» Exercise prompt:
Look through the material below. Copy each line that contains the string "title".

» Supplied material:
<<<<
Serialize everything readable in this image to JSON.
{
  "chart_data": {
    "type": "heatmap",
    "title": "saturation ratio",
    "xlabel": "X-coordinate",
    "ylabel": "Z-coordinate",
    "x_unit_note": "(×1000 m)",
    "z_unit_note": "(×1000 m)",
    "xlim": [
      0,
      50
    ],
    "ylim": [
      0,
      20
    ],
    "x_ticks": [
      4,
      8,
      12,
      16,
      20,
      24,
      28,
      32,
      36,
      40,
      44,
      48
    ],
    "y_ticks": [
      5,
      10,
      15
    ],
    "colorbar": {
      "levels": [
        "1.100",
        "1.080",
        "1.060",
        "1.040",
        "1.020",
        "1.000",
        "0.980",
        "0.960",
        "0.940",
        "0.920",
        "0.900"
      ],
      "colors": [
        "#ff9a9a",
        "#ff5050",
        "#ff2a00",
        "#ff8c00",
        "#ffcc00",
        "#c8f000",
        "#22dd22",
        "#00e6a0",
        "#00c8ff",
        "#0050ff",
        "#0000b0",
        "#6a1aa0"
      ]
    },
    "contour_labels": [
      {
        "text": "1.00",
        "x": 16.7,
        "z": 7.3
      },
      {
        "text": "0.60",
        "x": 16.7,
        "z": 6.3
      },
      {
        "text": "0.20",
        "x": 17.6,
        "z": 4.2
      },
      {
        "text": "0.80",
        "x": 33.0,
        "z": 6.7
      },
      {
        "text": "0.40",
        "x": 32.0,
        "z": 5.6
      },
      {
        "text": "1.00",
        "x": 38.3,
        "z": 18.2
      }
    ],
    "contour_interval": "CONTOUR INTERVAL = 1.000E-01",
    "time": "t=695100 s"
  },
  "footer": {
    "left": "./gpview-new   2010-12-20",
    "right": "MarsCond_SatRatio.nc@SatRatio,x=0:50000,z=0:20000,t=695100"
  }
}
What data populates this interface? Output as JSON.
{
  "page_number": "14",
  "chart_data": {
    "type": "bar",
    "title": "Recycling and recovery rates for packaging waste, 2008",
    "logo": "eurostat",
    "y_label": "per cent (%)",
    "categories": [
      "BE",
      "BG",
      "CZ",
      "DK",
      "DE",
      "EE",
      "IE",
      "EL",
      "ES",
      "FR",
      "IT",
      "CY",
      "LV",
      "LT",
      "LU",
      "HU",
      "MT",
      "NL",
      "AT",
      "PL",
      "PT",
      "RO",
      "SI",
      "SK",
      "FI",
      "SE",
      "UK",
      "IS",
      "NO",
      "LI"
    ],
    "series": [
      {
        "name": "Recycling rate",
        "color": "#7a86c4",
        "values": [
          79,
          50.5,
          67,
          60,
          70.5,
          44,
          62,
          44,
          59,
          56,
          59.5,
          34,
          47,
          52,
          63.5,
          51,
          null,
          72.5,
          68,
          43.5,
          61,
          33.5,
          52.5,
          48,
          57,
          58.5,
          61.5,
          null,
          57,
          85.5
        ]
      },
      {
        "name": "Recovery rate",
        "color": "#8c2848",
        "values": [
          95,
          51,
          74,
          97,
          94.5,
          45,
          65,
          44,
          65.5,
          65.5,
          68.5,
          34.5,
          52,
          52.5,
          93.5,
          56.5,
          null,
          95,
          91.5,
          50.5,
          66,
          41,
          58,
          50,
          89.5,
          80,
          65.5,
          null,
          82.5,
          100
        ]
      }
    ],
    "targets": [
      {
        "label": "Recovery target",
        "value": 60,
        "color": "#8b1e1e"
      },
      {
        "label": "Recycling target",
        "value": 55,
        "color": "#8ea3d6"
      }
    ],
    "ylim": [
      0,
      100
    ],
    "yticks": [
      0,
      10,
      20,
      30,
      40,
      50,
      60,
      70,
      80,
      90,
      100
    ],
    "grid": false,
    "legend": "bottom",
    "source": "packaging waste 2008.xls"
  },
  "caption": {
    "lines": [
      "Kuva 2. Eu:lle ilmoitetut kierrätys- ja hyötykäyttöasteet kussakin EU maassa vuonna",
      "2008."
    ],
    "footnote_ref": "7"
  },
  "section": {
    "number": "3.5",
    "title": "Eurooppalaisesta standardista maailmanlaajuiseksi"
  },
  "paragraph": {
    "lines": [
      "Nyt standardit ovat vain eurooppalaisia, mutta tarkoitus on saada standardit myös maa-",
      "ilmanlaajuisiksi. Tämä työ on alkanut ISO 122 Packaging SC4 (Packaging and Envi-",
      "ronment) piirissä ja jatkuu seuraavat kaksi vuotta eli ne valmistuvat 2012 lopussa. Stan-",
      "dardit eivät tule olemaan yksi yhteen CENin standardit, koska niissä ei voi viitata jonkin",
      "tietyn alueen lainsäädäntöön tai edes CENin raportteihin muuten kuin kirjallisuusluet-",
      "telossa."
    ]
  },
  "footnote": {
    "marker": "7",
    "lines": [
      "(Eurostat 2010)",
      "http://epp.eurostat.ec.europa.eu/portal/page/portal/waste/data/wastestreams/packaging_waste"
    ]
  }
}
>>>>
» Exercise output:
    "title": "saturation ratio",
    "title": "Recycling and recovery rates for packaging waste, 2008",
    "title": "Eurooppalaisesta standardista maailmanlaajuiseksi"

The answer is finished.